(Figure record extracts)
--- start ---

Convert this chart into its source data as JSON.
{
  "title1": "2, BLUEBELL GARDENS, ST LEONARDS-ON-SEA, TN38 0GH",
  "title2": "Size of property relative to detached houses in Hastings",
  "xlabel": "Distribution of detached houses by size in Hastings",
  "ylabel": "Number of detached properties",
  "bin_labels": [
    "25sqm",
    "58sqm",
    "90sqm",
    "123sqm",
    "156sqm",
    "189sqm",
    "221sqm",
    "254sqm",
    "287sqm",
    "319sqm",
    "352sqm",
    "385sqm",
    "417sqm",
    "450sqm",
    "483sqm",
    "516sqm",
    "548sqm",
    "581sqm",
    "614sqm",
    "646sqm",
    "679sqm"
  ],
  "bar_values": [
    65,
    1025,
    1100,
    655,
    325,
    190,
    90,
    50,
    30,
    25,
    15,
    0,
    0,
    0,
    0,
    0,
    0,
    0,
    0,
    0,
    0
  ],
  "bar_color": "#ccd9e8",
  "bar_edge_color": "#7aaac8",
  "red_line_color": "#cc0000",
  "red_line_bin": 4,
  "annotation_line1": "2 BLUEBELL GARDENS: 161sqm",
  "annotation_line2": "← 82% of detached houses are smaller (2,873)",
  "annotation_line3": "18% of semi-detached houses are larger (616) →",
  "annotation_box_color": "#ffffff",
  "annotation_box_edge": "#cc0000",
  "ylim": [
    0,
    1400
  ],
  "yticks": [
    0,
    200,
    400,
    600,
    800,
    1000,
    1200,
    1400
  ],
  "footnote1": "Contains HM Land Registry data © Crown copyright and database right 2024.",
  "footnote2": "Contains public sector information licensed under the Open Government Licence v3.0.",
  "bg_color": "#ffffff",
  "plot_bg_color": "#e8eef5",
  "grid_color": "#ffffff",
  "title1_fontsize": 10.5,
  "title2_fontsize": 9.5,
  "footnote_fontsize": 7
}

--- end ---

=== Task instructions ===
Print every entry exactly as it appears.

=== The result ===
Convert this chart into its source data as JSON.
{
  "title1": "2, BLUEBELL GARDENS, ST LEONARDS-ON-SEA, TN38 0GH",
  "title2": "Size of property relative to detached houses in Hastings",
  "xlabel": "Distribution of detached houses by size in Hastings",
  "ylabel": "Number of detached properties",
  "bin_labels": [
    "25sqm",
    "58sqm",
    "90sqm",
    "123sqm",
    "156sqm",
    "189sqm",
    "221sqm",
    "254sqm",
    "287sqm",
    "319sqm",
    "352sqm",
    "385sqm",
    "417sqm",
    "450sqm",
    "483sqm",
    "516sqm",
    "548sqm",
    "581sqm",
    "614sqm",
    "646sqm",
    "679sqm"
  ],
  "bar_values": [
    65,
    1025,
    1100,
    655,
    325,
    190,
    90,
    50,
    30,
    25,
    15,
    0,
    0,
    0,
    0,
    0,
    0,
    0,
    0,
    0,
    0
  ],
  "bar_color": "#ccd9e8",
  "bar_edge_color": "#7aaac8",
  "red_line_color": "#cc0000",
  "red_line_bin": 4,
  "annotation_line1": "2 BLUEBELL GARDENS: 161sqm",
  "annotation_line2": "← 82% of detached houses are smaller (2,873)",
  "annotation_line3": "18% of semi-detached houses are larger (616) →",
  "annotation_box_color": "#ffffff",
  "annotation_box_edge": "#cc0000",
  "ylim": [
    0,
    1400
  ],
  "yticks": [
    0,
    200,
    400,
    600,
    800,
    1000,
    1200,
    1400
  ],
  "footnote1": "Contains HM Land Registry data © Crown copyright and database right 2024.",
  "footnote2": "Contains public sector information licensed under the Open Government Licence v3.0.",
  "bg_color": "#ffffff",
  "plot_bg_color": "#e8eef5",
  "grid_color": "#ffffff",
  "title1_fontsize": 10.5,
  "title2_fontsize": 9.5,
  "footnote_fontsize": 7
}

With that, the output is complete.